OBJECTIVE: Scan the material below for the string "河北省地方税务局关于印发", and copy every line where it shows up.

___ SUPPLIED RECORDS

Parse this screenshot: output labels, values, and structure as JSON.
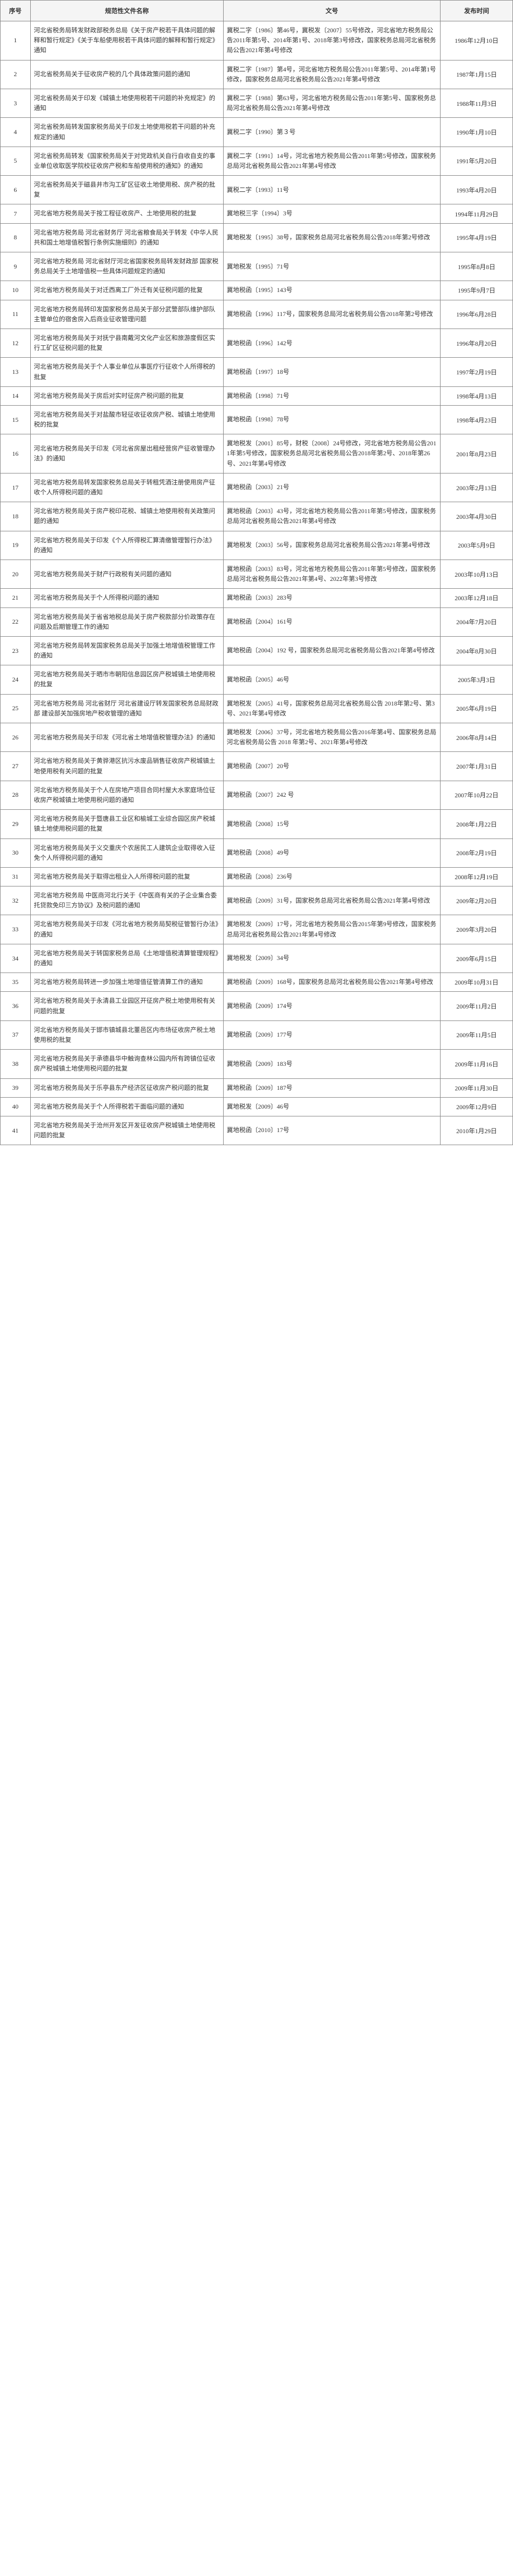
{
  "headers": {
    "seq": "序号",
    "name": "规范性文件名称",
    "docnum": "文号",
    "date": "发布时间"
  },
  "rows": [
    {
      "seq": "1",
      "name": "河北省税务局转发财政部税务总局《关于房产税若干具体问题的解释和暂行规定》《关于车船使用税若干具体问题的解释和暂行规定》通知",
      "docnum": "冀税二字〔1986〕第46号，冀税发〔2007〕55号修改，河北省地方税务局公告2011年第5号、2014年第1号、2018年第3号修改，国家税务总局河北省税务局公告2021年第4号修改",
      "date": "1986年12月10日"
    },
    {
      "seq": "2",
      "name": "河北省税务局关于征收房产税的几个具体政策问题的通知",
      "docnum": "冀税二字〔1987〕第4号，河北省地方税务局公告2011年第5号、2014年第1号修改，国家税务总局河北省税务局公告2021年第4号修改",
      "date": "1987年1月15日"
    },
    {
      "seq": "3",
      "name": "河北省税务局关于印发《城镇土地使用税若干问题的补充规定》的通知",
      "docnum": "冀税二字〔1988〕第63号，河北省地方税务局公告2011年第5号、国家税务总局河北省税务局公告2021年第4号修改",
      "date": "1988年11月3日"
    },
    {
      "seq": "4",
      "name": "河北省税务局转发国家税务局关于印发土地使用税若干问题的补充规定的通知",
      "docnum": "冀税二字〔1990〕第３号",
      "date": "1990年1月10日"
    },
    {
      "seq": "5",
      "name": "河北省税务局转发《国家税务局关于对党政机关自行自收自支的事业单位收取医学院校征收房产税和车船使用税的通知》的通知",
      "docnum": "冀税二字〔1991〕14号，河北省地方税务局公告2011年第5号修改，国家税务总局河北省税务局公告2021年第4号修改",
      "date": "1991年5月20日"
    },
    {
      "seq": "6",
      "name": "河北省税务局关于磁县井市沟工矿区征收土地使用税、房产税的批复",
      "docnum": "冀税二字〔1993〕11号",
      "date": "1993年4月20日"
    },
    {
      "seq": "7",
      "name": "河北省地方税务局关于按工程征收房产、土地使用税的批复",
      "docnum": "冀地税三字〔1994〕3号",
      "date": "1994年11月29日"
    },
    {
      "seq": "8",
      "name": "河北省地方税务局 河北省财务厅 河北省粮食局关于转发《中华人民共和国土地增值税暂行条例实施细则》的通知",
      "docnum": "冀地税发〔1995〕38号，国家税务总局河北省税务局公告2018年第2号修改",
      "date": "1995年4月19日"
    },
    {
      "seq": "9",
      "name": "河北省地方税务局 河北省财厅河北省国家税务局转发财政部 国家税务总局关于土地增值税一些具体问题规定的通知",
      "docnum": "冀地税发〔1995〕71号",
      "date": "1995年8月8日"
    },
    {
      "seq": "10",
      "name": "河北省地方税务局关于对迁西离工厂外迁有关征税问题的批复",
      "docnum": "冀地税函〔1995〕143号",
      "date": "1995年9月7日"
    },
    {
      "seq": "11",
      "name": "河北省地方税务局转印发国家税务总局关于部分武警部队维护部队主管单位的宿舍房入后商业征收管理问题",
      "docnum": "冀地税函〔1996〕117号，国家税务总局河北省税务局公告2018年第2号修改",
      "date": "1996年6月28日"
    },
    {
      "seq": "12",
      "name": "河北省地方税务局关于对抚宁县南戴河文化产业区和旅游度假区实行工矿区征税问题的批复",
      "docnum": "冀地税函〔1996〕142号",
      "date": "1996年8月20日"
    },
    {
      "seq": "13",
      "name": "河北省地方税务局关于个人事业单位从事医疗行征收个人所得税的批复",
      "docnum": "冀地税函〔1997〕18号",
      "date": "1997年2月19日"
    },
    {
      "seq": "14",
      "name": "河北省地方税务局关于房后对实时征房产税问题的批复",
      "docnum": "冀地税函〔1998〕71号",
      "date": "1998年4月13日"
    },
    {
      "seq": "15",
      "name": "河北省地方税务局关于对盐酸市轻征收征收房产税、城镇土地使用税的批复",
      "docnum": "冀地税函〔1998〕78号",
      "date": "1998年4月23日"
    },
    {
      "seq": "16",
      "name": "河北省地方税务局关于印发《河北省房屋出租经营房产征收管理办法》的通知",
      "docnum": "冀地税发〔2001〕85号，财税〔2008〕24号修改，河北省地方税务局公告2011年第5号修改，国家税务总局河北省税务局公告2018年第2号、2018年第26号、2021年第4号修改",
      "date": "2001年8月23日"
    },
    {
      "seq": "17",
      "name": "河北省地方税务局转发国家税务总局关于转租凭酒注册使用房产征收个人所得税问题的通知",
      "docnum": "冀地税函〔2003〕21号",
      "date": "2003年2月13日"
    },
    {
      "seq": "18",
      "name": "河北省地方税务局关于房产税印花税、城镇土地使用税有关政策问题的通知",
      "docnum": "冀地税函〔2003〕43号，河北省地方税务局公告2011年第5号修改，国家税务总局河北省税务局公告2021年第4号修改",
      "date": "2003年4月30日"
    },
    {
      "seq": "19",
      "name": "河北省地方税务局关于印发《个人所得税汇算清缴管理暂行办法》的通知",
      "docnum": "冀地税发〔2003〕56号，国家税务总局河北省税务局公告2021年第4号修改",
      "date": "2003年5月9日"
    },
    {
      "seq": "20",
      "name": "河北省地方税务局关于财产行政税有关问题的通知",
      "docnum": "冀地税函〔2003〕83号，河北省地方税务局公告2011年第5号修改，国家税务总局河北省税务局公告2021年第4号、2022年第3号修改",
      "date": "2003年10月13日"
    },
    {
      "seq": "21",
      "name": "河北省地方税务局关于个人所得税问题的通知",
      "docnum": "冀地税函〔2003〕283号",
      "date": "2003年12月18日"
    },
    {
      "seq": "22",
      "name": "河北省地方税务局关于省省地税总局关于房产税款部分价政策存在问题及后期管理工作的通知",
      "docnum": "冀地税函〔2004〕161号",
      "date": "2004年7月20日"
    },
    {
      "seq": "23",
      "name": "河北省地方税务局转发国家税务总局关于加强土地增值税管理工作的通知",
      "docnum": "冀地税函〔2004〕192 号，国家税务总局河北省税务局公告2021年第4号修改",
      "date": "2004年8月30日"
    },
    {
      "seq": "24",
      "name": "河北省地方税务局关于晒市市朝阳信息园区房产税城镇土地使用税的批复",
      "docnum": "冀地税函〔2005〕46号",
      "date": "2005年3月3日"
    },
    {
      "seq": "25",
      "name": "河北省地方税务局 河北省财厅 河北省建设厅转发国家税务总局财政部 建设部关加强房地产税收管理的通知",
      "docnum": "冀地税发〔2005〕41号，国家税务总局河北省税务局公告 2018年第2号、第3号、2021年第4号修改",
      "date": "2005年6月19日"
    },
    {
      "seq": "26",
      "name": "河北省地方税务局关于印发《河北省土地增值税管理办法》的通知",
      "docnum": "冀地税发〔2006〕37号，河北省地方税务局公告2016年第4号、国家税务总局河北省税务局公告 2018 年第2号、2021年第4号修改",
      "date": "2006年8月14日"
    },
    {
      "seq": "27",
      "name": "河北省地方税务局关于黄骅港区抗污水废品销售征收房产税城镇土地使用税有关问题的批复",
      "docnum": "冀地税函〔2007〕20号",
      "date": "2007年1月31日"
    },
    {
      "seq": "28",
      "name": "河北省地方税务局关于个人在房地产项目合同村屋大水家庭场位征收房产税城镇土地使用税问题的通知",
      "docnum": "冀地税函〔2007〕242 号",
      "date": "2007年10月22日"
    },
    {
      "seq": "29",
      "name": "河北省地方税务局关于暨唐县工业区和榆城工业综合园区房产税城镇土地使用税问题的批复",
      "docnum": "冀地税函〔2008〕15号",
      "date": "2008年1月22日"
    },
    {
      "seq": "30",
      "name": "河北省地方税务局关于义交重庆个农居民工人建筑企业取得收入征免个人所得税问题的通知",
      "docnum": "冀地税函〔2008〕49号",
      "date": "2008年2月19日"
    },
    {
      "seq": "31",
      "name": "河北省地方税务局关于取得出租业入人所得税问题的批复",
      "docnum": "冀地税函〔2008〕236号",
      "date": "2008年12月19日"
    },
    {
      "seq": "32",
      "name": "河北省地方税务局 中医商河北行关于《中医商有关的子企业集合委托贷款免印三方协议》及税问题的通知",
      "docnum": "冀地税函〔2009〕31号，国家税务总局河北省税务局公告2021年第4号修改",
      "date": "2009年2月20日"
    },
    {
      "seq": "33",
      "name": "河北省地方税务局关于印发《河北省地方税务局契税征管暂行办法》的通知",
      "docnum": "冀地税发〔2009〕17号，河北省地方税务局公告2015年第9号修改，国家税务总局河北省税务局公告2021年第4号修改",
      "date": "2009年3月20日"
    },
    {
      "seq": "34",
      "name": "河北省地方税务局关于转国家税务总局《土地增值税清算管理规程》的通知",
      "docnum": "冀地税发〔2009〕34号",
      "date": "2009年6月15日"
    },
    {
      "seq": "35",
      "name": "河北省地方税务局转进一步加强土地增值征管清算工作的通知",
      "docnum": "冀地税函〔2009〕168号，国家税务总局河北省税务局公告2021年第4号修改",
      "date": "2009年10月31日"
    },
    {
      "seq": "36",
      "name": "河北省地方税务局关于永清县工业园区开征房产税土地使用税有关问题的批复",
      "docnum": "冀地税函〔2009〕174号",
      "date": "2009年11月2日"
    },
    {
      "seq": "37",
      "name": "河北省地方税务局关于邯市镇城县北董邑区内市场征收房产税土地使用税的批复",
      "docnum": "冀地税函〔2009〕177号",
      "date": "2009年11月5日"
    },
    {
      "seq": "38",
      "name": "河北省地方税务局关于承德县华中触询查林公园内所有跨镇位征收房产税城镇土地使用税问题的批复",
      "docnum": "冀地税函〔2009〕183号",
      "date": "2009年11月16日"
    },
    {
      "seq": "39",
      "name": "河北省地方税务局关于乐亭县东产经济区征收房产税问题的批复",
      "docnum": "冀地税函〔2009〕187号",
      "date": "2009年11月30日"
    },
    {
      "seq": "40",
      "name": "河北省地方税务局关于个人所得税若干面临问题的通知",
      "docnum": "冀地税发〔2009〕46号",
      "date": "2009年12月9日"
    },
    {
      "seq": "41",
      "name": "河北省地方税务局关于沧州开发区开发征收房产税城镇土地使用税问题的批复",
      "docnum": "冀地税函〔2010〕17号",
      "date": "2010年1月29日"
    }
  ]
}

______

ANSWER FOR THIS EXERCISE:
      "name": "河北省地方税务局关于印发《河北省房屋出租经营房产征收管理办法》的通知",
      "name": "河北省地方税务局关于印发《个人所得税汇算清缴管理暂行办法》的通知",
      "name": "河北省地方税务局关于印发《河北省土地增值税管理办法》的通知",
      "name": "河北省地方税务局关于印发《河北省地方税务局契税征管暂行办法》的通知",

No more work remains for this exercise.